**Written exercise**
Each entry below should be reproduced character for character.
— Begin Data to process —
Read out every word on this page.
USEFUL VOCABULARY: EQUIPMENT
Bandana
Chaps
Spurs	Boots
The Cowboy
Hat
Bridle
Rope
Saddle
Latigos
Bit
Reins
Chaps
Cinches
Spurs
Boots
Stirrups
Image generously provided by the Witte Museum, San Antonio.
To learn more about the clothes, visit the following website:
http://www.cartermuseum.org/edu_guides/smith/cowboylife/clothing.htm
— End Data to process —
**Finished exercise**
Read out every word on this page.
USEFUL VOCABULARY: EQUIPMENT
Bandana
Chaps
Spurs	Boots
The Cowboy
Hat
Bridle
Rope
Saddle
Latigos
Bit
Reins
Chaps
Cinches
Spurs
Boots
Stirrups
Image generously provided by the Witte Museum, San Antonio.
To learn more about the clothes, visit the following website:
http://www.cartermuseum.org/edu_guides/smith/cowboylife/clothing.htm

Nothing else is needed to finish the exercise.